Restate every entry word for word.

DATA IN THIS EXERCISE
★ ★ ★ ★
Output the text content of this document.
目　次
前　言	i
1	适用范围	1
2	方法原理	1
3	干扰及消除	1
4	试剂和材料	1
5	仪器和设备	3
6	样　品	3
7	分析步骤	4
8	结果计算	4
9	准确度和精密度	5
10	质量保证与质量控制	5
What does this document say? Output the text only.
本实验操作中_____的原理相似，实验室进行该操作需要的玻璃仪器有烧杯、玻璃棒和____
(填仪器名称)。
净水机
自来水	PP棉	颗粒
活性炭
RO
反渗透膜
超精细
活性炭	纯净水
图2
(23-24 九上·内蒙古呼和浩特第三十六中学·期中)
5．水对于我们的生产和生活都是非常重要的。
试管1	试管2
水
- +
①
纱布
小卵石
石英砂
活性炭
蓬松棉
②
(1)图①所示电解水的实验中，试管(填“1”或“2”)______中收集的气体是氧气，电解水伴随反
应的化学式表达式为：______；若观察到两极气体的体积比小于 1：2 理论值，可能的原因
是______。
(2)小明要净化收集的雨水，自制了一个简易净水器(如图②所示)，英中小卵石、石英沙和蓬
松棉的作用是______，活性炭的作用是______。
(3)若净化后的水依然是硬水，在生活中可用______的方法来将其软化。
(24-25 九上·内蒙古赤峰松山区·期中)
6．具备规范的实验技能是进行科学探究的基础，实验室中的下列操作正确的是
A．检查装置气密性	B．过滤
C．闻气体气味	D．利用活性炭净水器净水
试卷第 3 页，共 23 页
★ ★ ★ ★
REPLY TO THE TASK
Output the text content of this document.
目　次
前　言	i
1	适用范围	1
2	方法原理	1
3	干扰及消除	1
4	试剂和材料	1
5	仪器和设备	3
6	样　品	3
7	分析步骤	4
8	结果计算	4
9	准确度和精密度	5
10	质量保证与质量控制	5
What does this document say? Output the text only.
本实验操作中_____的原理相似，实验室进行该操作需要的玻璃仪器有烧杯、玻璃棒和____
(填仪器名称)。
净水机
自来水	PP棉	颗粒
活性炭
RO
反渗透膜
超精细
活性炭	纯净水
图2
(23-24 九上·内蒙古呼和浩特第三十六中学·期中)
5．水对于我们的生产和生活都是非常重要的。
试管1	试管2
水
- +
①
纱布
小卵石
石英砂
活性炭
蓬松棉
②
(1)图①所示电解水的实验中，试管(填“1”或“2”)______中收集的气体是氧气，电解水伴随反
应的化学式表达式为：______；若观察到两极气体的体积比小于 1：2 理论值，可能的原因
是______。
(2)小明要净化收集的雨水，自制了一个简易净水器(如图②所示)，英中小卵石、石英沙和蓬
松棉的作用是______，活性炭的作用是______。
(3)若净化后的水依然是硬水，在生活中可用______的方法来将其软化。
(24-25 九上·内蒙古赤峰松山区·期中)
6．具备规范的实验技能是进行科学探究的基础，实验室中的下列操作正确的是
A．检查装置气密性	B．过滤
C．闻气体气味	D．利用活性炭净水器净水
试卷第 3 页，共 23 页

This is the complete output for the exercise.